[begin Document excerpt]

Pipeline

The Spark replacement

Traditional data pipelines need Spark, YARN, and a cluster. QueryMode replaces all of that with TypeScript orchestration over Durable Objects and R2.

Each stage executes a query, writes intermediate results to a table, and feeds them to the next stage. The intermediate tables live in R2 — the same storage backing everything else. No separate shuffle service, no HDFS, no job scheduler.

Three ways to chain stages

1. `Pipeline` class — auto-managed

import { Pipeline } from "querymode"

const result = await Pipeline.create(qm.table("events"))
  .stage(df => df
    .filter("type", "eq", "click")
    .groupBy("page")
    .aggregate("count", "*")
    .aggregate("avg", "duration"))
  .stage(df => df
    .filter("count_*", "gt", 100)
    .sort("avg_duration", "desc")
    .limit(50))
  .run()

Intermediate tables are auto-named (__pipe_{id}_stage_{n}) and auto-cleaned after run() completes — even if a stage fails.

2. `materializeAs()` — manual control

const clicksByPage = await qm.table("events")
  .filter("type", "eq", "click")
  .groupBy("page")
  .aggregate("count", "*")
  .materializeAs("clicks_by_page")

const topPages = await clicksByPage
  .filter("count_*", "gt", 100)
  .sort("count_*", "desc")
  .limit(50)
  .collect()

// Clean up when done
await qm.table("clicks_by_page").dropTable()

You name the intermediate tables. You control when they’re cleaned up. Use this when you need to branch — run multiple downstream queries against the same intermediate.

3. `pipe()` — operator injection (single stage)

const result = await qm.table("events")
  .filter("created_at", "gte", startDate)
  .pipe(upstream => new ComputedColumnOperator(upstream, [
    { alias: "risk_score", fn: row => riskModel.predict(row) },
  ]))
  .sort("risk_score", "desc")
  .limit(50)
  .collect()

No intermediate table — the custom operator runs inline within a single query’s pipeline. Use this for per-row transforms like ML scoring, enrichment, or custom filtering.

Branching DAGs

materializeAs() supports branching — materialize once, query multiple ways:

// Shared intermediate
const dailyAgg = await qm.table("events")

[end Document excerpt]
[begin Records shown]

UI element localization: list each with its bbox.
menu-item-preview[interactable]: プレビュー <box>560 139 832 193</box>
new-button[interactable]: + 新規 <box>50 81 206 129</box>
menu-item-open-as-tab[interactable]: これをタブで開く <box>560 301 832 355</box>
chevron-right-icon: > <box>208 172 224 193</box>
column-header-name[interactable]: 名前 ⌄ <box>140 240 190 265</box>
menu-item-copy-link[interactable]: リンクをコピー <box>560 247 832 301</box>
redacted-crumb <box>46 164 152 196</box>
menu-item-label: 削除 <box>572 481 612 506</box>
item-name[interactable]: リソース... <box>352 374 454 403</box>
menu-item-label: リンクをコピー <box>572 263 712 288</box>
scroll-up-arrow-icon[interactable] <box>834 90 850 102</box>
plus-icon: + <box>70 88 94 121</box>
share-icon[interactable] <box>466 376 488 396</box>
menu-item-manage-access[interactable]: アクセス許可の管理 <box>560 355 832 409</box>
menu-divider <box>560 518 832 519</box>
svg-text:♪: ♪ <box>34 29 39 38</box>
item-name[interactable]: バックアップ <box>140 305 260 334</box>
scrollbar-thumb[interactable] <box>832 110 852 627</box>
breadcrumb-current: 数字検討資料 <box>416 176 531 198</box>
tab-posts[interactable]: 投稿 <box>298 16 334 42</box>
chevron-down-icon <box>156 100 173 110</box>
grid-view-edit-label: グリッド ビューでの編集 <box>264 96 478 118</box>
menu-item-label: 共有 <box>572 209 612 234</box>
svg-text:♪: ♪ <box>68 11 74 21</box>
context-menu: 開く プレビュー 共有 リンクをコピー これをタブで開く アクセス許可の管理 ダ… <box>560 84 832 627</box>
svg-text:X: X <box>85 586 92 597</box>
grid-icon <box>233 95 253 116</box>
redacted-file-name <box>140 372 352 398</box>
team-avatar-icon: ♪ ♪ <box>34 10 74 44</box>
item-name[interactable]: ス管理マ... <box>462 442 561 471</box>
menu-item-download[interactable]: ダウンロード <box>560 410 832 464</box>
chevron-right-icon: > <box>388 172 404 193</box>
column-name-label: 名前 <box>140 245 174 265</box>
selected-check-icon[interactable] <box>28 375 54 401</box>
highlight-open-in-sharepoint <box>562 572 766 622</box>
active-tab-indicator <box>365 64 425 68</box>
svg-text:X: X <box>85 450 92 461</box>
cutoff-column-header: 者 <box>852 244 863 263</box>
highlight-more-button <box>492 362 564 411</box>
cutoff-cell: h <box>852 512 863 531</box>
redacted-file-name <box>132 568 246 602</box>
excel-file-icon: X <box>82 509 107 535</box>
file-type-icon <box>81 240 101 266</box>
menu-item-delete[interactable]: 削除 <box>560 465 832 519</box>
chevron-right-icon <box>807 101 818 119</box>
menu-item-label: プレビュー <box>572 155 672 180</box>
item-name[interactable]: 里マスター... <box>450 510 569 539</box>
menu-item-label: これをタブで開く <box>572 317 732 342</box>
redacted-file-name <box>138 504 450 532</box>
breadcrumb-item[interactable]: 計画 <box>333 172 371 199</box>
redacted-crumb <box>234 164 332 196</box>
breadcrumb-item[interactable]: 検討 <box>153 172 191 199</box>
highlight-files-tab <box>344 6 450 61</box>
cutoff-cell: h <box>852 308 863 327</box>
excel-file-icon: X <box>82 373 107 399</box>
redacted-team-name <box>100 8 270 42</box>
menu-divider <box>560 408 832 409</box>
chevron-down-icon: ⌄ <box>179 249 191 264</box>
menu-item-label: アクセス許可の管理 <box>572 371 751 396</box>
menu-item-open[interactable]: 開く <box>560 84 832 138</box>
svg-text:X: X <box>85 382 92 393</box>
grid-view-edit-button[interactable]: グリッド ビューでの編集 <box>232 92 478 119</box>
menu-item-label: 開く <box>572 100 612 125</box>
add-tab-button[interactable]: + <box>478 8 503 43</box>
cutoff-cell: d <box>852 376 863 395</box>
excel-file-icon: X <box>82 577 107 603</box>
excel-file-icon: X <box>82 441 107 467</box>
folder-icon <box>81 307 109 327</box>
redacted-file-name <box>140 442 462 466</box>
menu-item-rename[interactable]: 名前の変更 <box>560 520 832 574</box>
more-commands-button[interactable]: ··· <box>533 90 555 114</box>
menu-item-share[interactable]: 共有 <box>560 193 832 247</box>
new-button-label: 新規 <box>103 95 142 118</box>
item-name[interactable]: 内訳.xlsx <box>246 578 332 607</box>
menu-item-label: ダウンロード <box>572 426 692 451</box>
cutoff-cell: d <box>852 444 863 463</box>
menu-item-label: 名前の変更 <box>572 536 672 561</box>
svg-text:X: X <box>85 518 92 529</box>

[end Records shown]

### Stated problem
According to the pipeline page, where are the intermediate tables stored?

### Task answer
In R2, the same storage that backs everything else.